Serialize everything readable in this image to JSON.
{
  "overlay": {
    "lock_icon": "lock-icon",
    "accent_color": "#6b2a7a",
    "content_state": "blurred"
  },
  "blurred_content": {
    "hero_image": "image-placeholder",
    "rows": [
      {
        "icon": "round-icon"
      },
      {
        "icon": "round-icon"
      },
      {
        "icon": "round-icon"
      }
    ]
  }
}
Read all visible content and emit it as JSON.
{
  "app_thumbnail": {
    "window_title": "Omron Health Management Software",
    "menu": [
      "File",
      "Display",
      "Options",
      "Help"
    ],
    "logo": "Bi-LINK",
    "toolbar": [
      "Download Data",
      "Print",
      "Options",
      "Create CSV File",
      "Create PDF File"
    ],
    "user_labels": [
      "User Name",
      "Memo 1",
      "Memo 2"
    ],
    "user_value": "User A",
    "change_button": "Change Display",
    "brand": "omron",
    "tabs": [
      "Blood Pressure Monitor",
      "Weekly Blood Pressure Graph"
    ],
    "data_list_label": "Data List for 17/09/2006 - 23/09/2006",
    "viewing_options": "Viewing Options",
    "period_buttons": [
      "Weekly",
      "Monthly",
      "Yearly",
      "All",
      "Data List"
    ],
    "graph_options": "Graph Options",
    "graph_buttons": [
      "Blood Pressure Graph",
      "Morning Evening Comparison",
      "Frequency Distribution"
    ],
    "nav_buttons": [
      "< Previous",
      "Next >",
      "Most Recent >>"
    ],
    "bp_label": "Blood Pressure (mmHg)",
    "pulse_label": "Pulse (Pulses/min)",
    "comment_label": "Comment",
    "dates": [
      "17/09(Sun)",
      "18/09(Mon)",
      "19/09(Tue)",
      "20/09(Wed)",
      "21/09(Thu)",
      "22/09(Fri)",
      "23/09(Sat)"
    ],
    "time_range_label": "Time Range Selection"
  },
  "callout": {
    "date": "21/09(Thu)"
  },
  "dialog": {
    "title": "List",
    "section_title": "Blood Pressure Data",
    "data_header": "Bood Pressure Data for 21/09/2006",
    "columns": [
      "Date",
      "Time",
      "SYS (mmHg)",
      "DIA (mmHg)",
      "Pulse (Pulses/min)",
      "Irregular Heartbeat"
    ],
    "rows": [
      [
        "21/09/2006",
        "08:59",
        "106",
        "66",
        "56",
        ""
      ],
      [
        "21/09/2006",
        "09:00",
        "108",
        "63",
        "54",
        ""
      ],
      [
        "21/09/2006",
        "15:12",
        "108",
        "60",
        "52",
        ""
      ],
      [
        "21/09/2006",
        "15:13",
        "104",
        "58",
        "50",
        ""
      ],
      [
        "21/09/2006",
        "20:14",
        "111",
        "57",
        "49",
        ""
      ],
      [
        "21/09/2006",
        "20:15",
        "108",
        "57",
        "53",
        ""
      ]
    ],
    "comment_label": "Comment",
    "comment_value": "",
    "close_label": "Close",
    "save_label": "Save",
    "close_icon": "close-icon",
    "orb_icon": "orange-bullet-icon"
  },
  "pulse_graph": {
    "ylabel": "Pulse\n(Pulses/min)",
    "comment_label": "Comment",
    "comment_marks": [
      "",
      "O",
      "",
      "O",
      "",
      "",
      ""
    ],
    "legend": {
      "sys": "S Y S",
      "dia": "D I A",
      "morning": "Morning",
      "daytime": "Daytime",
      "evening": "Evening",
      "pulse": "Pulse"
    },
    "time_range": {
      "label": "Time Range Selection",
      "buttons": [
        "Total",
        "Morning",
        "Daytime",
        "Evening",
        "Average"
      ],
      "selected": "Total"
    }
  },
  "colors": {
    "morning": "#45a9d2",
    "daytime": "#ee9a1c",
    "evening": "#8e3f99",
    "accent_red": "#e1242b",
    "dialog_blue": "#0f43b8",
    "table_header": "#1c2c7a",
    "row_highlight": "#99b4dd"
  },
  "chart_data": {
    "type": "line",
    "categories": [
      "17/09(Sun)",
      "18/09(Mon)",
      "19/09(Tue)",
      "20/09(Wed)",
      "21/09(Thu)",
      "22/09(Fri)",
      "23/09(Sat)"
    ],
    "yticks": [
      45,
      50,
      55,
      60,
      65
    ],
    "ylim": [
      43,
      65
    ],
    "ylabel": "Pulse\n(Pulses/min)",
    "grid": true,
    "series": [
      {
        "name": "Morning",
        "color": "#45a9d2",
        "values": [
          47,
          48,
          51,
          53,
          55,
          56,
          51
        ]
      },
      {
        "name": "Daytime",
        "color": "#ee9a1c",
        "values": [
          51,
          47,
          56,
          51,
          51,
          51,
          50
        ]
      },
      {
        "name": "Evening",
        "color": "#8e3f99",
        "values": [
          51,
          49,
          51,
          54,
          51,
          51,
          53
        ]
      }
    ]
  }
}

Goal – From the records above, extract every line exactly as it stands.

Solution to this problem –
Serialize everything readable in this image to JSON.
{
  "overlay": {
    "lock_icon": "lock-icon",
    "accent_color": "#6b2a7a",
    "content_state": "blurred"
  },
  "blurred_content": {
    "hero_image": "image-placeholder",
    "rows": [
      {
        "icon": "round-icon"
      },
      {
        "icon": "round-icon"
      },
      {
        "icon": "round-icon"
      }
    ]
  }
}
Read all visible content and emit it as JSON.
{
  "app_thumbnail": {
    "window_title": "Omron Health Management Software",
    "menu": [
      "File",
      "Display",
      "Options",
      "Help"
    ],
    "logo": "Bi-LINK",
    "toolbar": [
      "Download Data",
      "Print",
      "Options",
      "Create CSV File",
      "Create PDF File"
    ],
    "user_labels": [
      "User Name",
      "Memo 1",
      "Memo 2"
    ],
    "user_value": "User A",
    "change_button": "Change Display",
    "brand": "omron",
    "tabs": [
      "Blood Pressure Monitor",
      "Weekly Blood Pressure Graph"
    ],
    "data_list_label": "Data List for 17/09/2006 - 23/09/2006",
    "viewing_options": "Viewing Options",
    "period_buttons": [
      "Weekly",
      "Monthly",
      "Yearly",
      "All",
      "Data List"
    ],
    "graph_options": "Graph Options",
    "graph_buttons": [
      "Blood Pressure Graph",
      "Morning Evening Comparison",
      "Frequency Distribution"
    ],
    "nav_buttons": [
      "< Previous",
      "Next >",
      "Most Recent >>"
    ],
    "bp_label": "Blood Pressure (mmHg)",
    "pulse_label": "Pulse (Pulses/min)",
    "comment_label": "Comment",
    "dates": [
      "17/09(Sun)",
      "18/09(Mon)",
      "19/09(Tue)",
      "20/09(Wed)",
      "21/09(Thu)",
      "22/09(Fri)",
      "23/09(Sat)"
    ],
    "time_range_label": "Time Range Selection"
  },
  "callout": {
    "date": "21/09(Thu)"
  },
  "dialog": {
    "title": "List",
    "section_title": "Blood Pressure Data",
    "data_header": "Bood Pressure Data for 21/09/2006",
    "columns": [
      "Date",
      "Time",
      "SYS (mmHg)",
      "DIA (mmHg)",
      "Pulse (Pulses/min)",
      "Irregular Heartbeat"
    ],
    "rows": [
      [
        "21/09/2006",
        "08:59",
        "106",
        "66",
        "56",
        ""
      ],
      [
        "21/09/2006",
        "09:00",
        "108",
        "63",
        "54",
        ""
      ],
      [
        "21/09/2006",
        "15:12",
        "108",
        "60",
        "52",
        ""
      ],
      [
        "21/09/2006",
        "15:13",
        "104",
        "58",
        "50",
        ""
      ],
      [
        "21/09/2006",
        "20:14",
        "111",
        "57",
        "49",
        ""
      ],
      [
        "21/09/2006",
        "20:15",
        "108",
        "57",
        "53",
        ""
      ]
    ],
    "comment_label": "Comment",
    "comment_value": "",
    "close_label": "Close",
    "save_label": "Save",
    "close_icon": "close-icon",
    "orb_icon": "orange-bullet-icon"
  },
  "pulse_graph": {
    "ylabel": "Pulse\n(Pulses/min)",
    "comment_label": "Comment",
    "comment_marks": [
      "",
      "O",
      "",
      "O",
      "",
      "",
      ""
    ],
    "legend": {
      "sys": "S Y S",
      "dia": "D I A",
      "morning": "Morning",
      "daytime": "Daytime",
      "evening": "Evening",
      "pulse": "Pulse"
    },
    "time_range": {
      "label": "Time Range Selection",
      "buttons": [
        "Total",
        "Morning",
        "Daytime",
        "Evening",
        "Average"
      ],
      "selected": "Total"
    }
  },
  "colors": {
    "morning": "#45a9d2",
    "daytime": "#ee9a1c",
    "evening": "#8e3f99",
    "accent_red": "#e1242b",
    "dialog_blue": "#0f43b8",
    "table_header": "#1c2c7a",
    "row_highlight": "#99b4dd"
  },
  "chart_data": {
    "type": "line",
    "categories": [
      "17/09(Sun)",
      "18/09(Mon)",
      "19/09(Tue)",
      "20/09(Wed)",
      "21/09(Thu)",
      "22/09(Fri)",
      "23/09(Sat)"
    ],
    "yticks": [
      45,
      50,
      55,
      60,
      65
    ],
    "ylim": [
      43,
      65
    ],
    "ylabel": "Pulse\n(Pulses/min)",
    "grid": true,
    "series": [
      {
        "name": "Morning",
        "color": "#45a9d2",
        "values": [
          47,
          48,
          51,
          53,
          55,
          56,
          51
        ]
      },
      {
        "name": "Daytime",
        "color": "#ee9a1c",
        "values": [
          51,
          47,
          56,
          51,
          51,
          51,
          50
        ]
      },
      {
        "name": "Evening",
        "color": "#8e3f99",
        "values": [
          51,
          49,
          51,
          54,
          51,
          51,
          53
        ]
      }
    ]
  }
}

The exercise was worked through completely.